[START Data for this exercise]

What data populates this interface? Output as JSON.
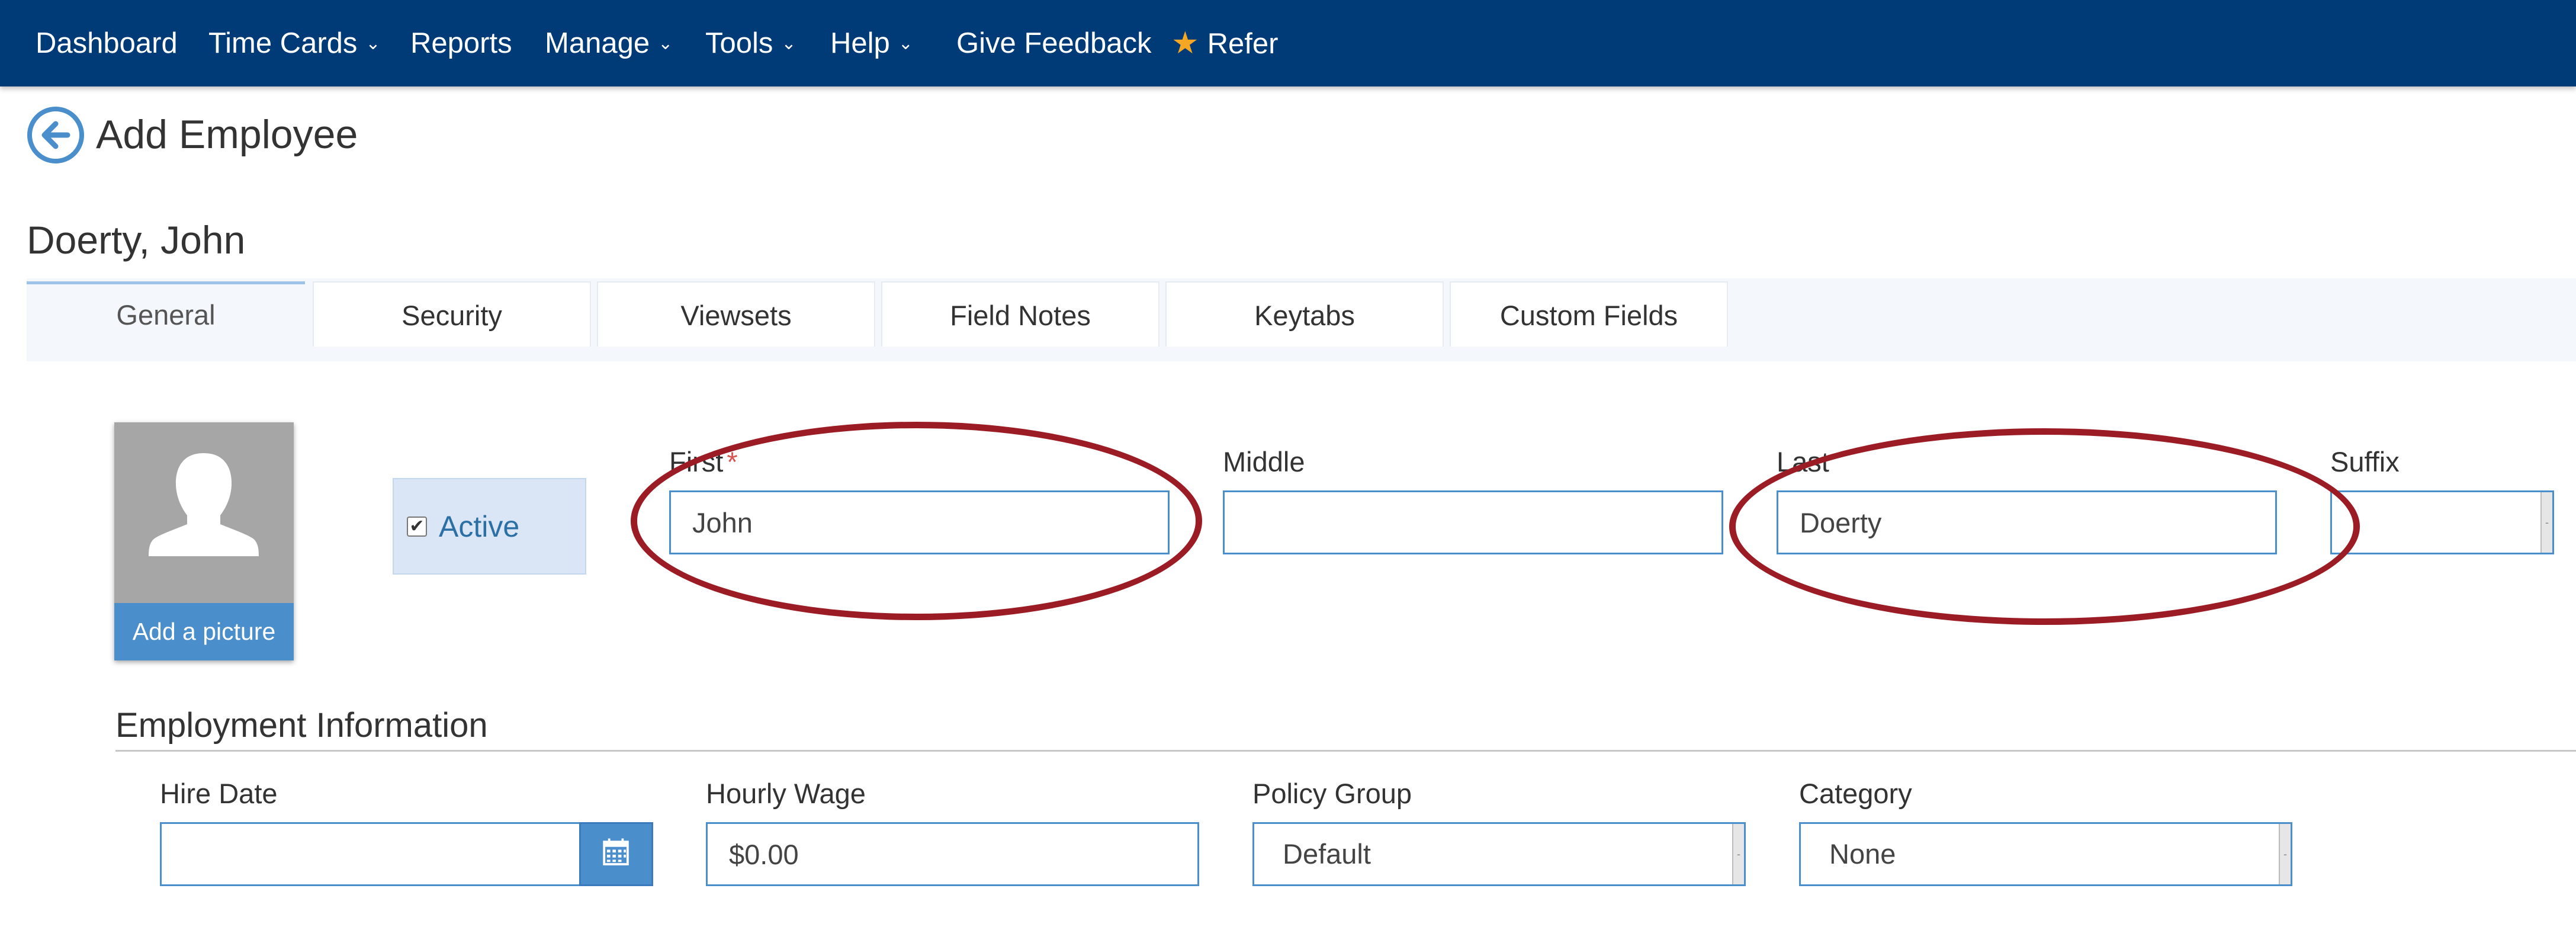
{
  "nav": {
    "items": [
      {
        "label": "Dashboard",
        "has_dropdown": false
      },
      {
        "label": "Time Cards",
        "has_dropdown": true
      },
      {
        "label": "Reports",
        "has_dropdown": false
      },
      {
        "label": "Manage",
        "has_dropdown": true
      },
      {
        "label": "Tools",
        "has_dropdown": true
      },
      {
        "label": "Help",
        "has_dropdown": true
      },
      {
        "label": "Give Feedback",
        "has_dropdown": false
      },
      {
        "label": "Refer",
        "icon": "star-icon"
      }
    ],
    "background": "#003b78",
    "star_color": "#f5a623"
  },
  "page": {
    "title": "Add Employee",
    "back_icon": "back-arrow-circle-icon",
    "employee_name": "Doerty, John"
  },
  "tabs": [
    {
      "label": "General",
      "active": true
    },
    {
      "label": "Security",
      "active": false
    },
    {
      "label": "Viewsets",
      "active": false
    },
    {
      "label": "Field Notes",
      "active": false
    },
    {
      "label": "Keytabs",
      "active": false
    },
    {
      "label": "Custom Fields",
      "active": false
    }
  ],
  "avatar": {
    "icon": "user-silhouette-icon",
    "add_picture_label": "Add a picture"
  },
  "active": {
    "label": "Active",
    "checked": true
  },
  "name_fields": {
    "first": {
      "label": "First",
      "required_mark": "*",
      "value": "John"
    },
    "middle": {
      "label": "Middle",
      "value": ""
    },
    "last": {
      "label": "Last",
      "value": "Doerty"
    },
    "suffix": {
      "label": "Suffix",
      "value": ""
    }
  },
  "employment": {
    "section_title": "Employment Information",
    "hire_date": {
      "label": "Hire Date",
      "value": "",
      "icon": "calendar-icon"
    },
    "hourly_wage": {
      "label": "Hourly Wage",
      "value": "$0.00"
    },
    "policy_group": {
      "label": "Policy Group",
      "value": "Default"
    },
    "category": {
      "label": "Category",
      "value": "None"
    }
  },
  "colors": {
    "accent": "#4a8fcc",
    "annotation": "#9b1c24"
  }
}
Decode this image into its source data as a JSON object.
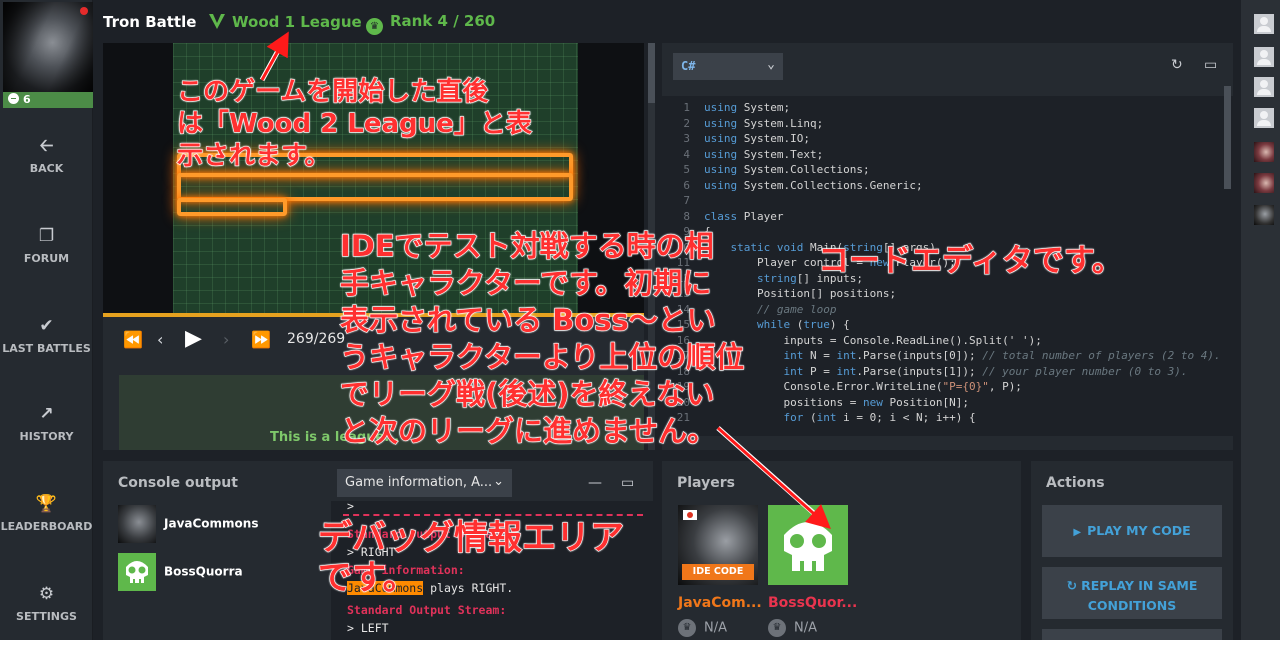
{
  "header": {
    "title": "Tron Battle",
    "league": "Wood 1 League",
    "rank": "Rank 4 / 260"
  },
  "user": {
    "xp": "6"
  },
  "nav": [
    {
      "label": "BACK",
      "icon": "arrow-left-icon"
    },
    {
      "label": "FORUM",
      "icon": "forum-icon"
    },
    {
      "label": "LAST BATTLES",
      "icon": "versus-icon"
    },
    {
      "label": "HISTORY",
      "icon": "chart-line-icon"
    },
    {
      "label": "LEADERBOARD",
      "icon": "trophy-icon"
    },
    {
      "label": "SETTINGS",
      "icon": "gear-icon"
    }
  ],
  "viewer": {
    "frame": "269/269",
    "progress": 1.0,
    "league_message": "This is a league..."
  },
  "editor": {
    "language": "C#",
    "lines": [
      {
        "n": "1",
        "code": "using System;"
      },
      {
        "n": "2",
        "code": "using System.Linq;"
      },
      {
        "n": "3",
        "code": "using System.IO;"
      },
      {
        "n": "4",
        "code": "using System.Text;"
      },
      {
        "n": "5",
        "code": "using System.Collections;"
      },
      {
        "n": "6",
        "code": "using System.Collections.Generic;"
      },
      {
        "n": "7",
        "code": ""
      },
      {
        "n": "8",
        "code": "class Player"
      },
      {
        "n": "9",
        "code": "{"
      },
      {
        "n": "10",
        "code": "    static void Main(string[] args)"
      },
      {
        "n": "11",
        "code": "        Player control = new Player();"
      },
      {
        "n": "12",
        "code": "        string[] inputs;"
      },
      {
        "n": "13",
        "code": "        Position[] positions;"
      },
      {
        "n": "14",
        "code": "        // game loop"
      },
      {
        "n": "15",
        "code": "        while (true) {"
      },
      {
        "n": "16",
        "code": "            inputs = Console.ReadLine().Split(' ');"
      },
      {
        "n": "17",
        "code": "            int N = int.Parse(inputs[0]); // total number of players (2 to 4)."
      },
      {
        "n": "18",
        "code": "            int P = int.Parse(inputs[1]); // your player number (0 to 3)."
      },
      {
        "n": "19",
        "code": "            Console.Error.WriteLine(\"P={0}\", P);"
      },
      {
        "n": "20",
        "code": "            positions = new Position[N];"
      },
      {
        "n": "21",
        "code": "            for (int i = 0; i < N; i++) {"
      }
    ]
  },
  "console": {
    "title": "Console output",
    "players": [
      "JavaCommons",
      "BossQuorra"
    ],
    "select_value": "Game information, A...",
    "log": [
      {
        "text": ">",
        "style": "normal"
      },
      {
        "text": "Standard Output Stream:",
        "style": "red"
      },
      {
        "text": "> RIGHT",
        "style": "normal"
      },
      {
        "text": "Game information:",
        "style": "red"
      },
      {
        "text_pre": "",
        "highlight": "JavaCommons",
        "text_post": " plays RIGHT.",
        "style": "mixed"
      },
      {
        "text": "Standard Output Stream:",
        "style": "red"
      },
      {
        "text": "> LEFT",
        "style": "normal"
      }
    ]
  },
  "players_panel": {
    "title": "Players",
    "players": [
      {
        "name": "JavaCom...",
        "color": "#f0771a",
        "rank": "N/A",
        "badge": "IDE CODE"
      },
      {
        "name": "BossQuor...",
        "color": "#e8344e",
        "rank": "N/A"
      }
    ]
  },
  "actions": {
    "title": "Actions",
    "play": "PLAY MY CODE",
    "replay": "REPLAY IN SAME\nCONDITIONS"
  },
  "annotations": {
    "a1": "このゲームを開始した直後\nは「Wood 2 League」と表\n示されます。",
    "a2": "IDEでテスト対戦する時の相\n手キャラクターです。初期に\n表示されている Boss～とい\nうキャラクターより上位の順位\nでリーグ戦(後述)を終えない\nと次のリーグに進めません。",
    "a3": "コードエディタです。",
    "a4": "デバッグ情報エリア\nです。"
  },
  "colors": {
    "accent_green": "#5fb84b",
    "link_blue": "#43a1d8",
    "annotation_red": "#ff3030",
    "neon_orange": "#ff9a2a"
  }
}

[END Data for this exercise]

* _Task objective_: Tell how many lines above contain the word "positions". Give the number alone.

* _Reply_: 2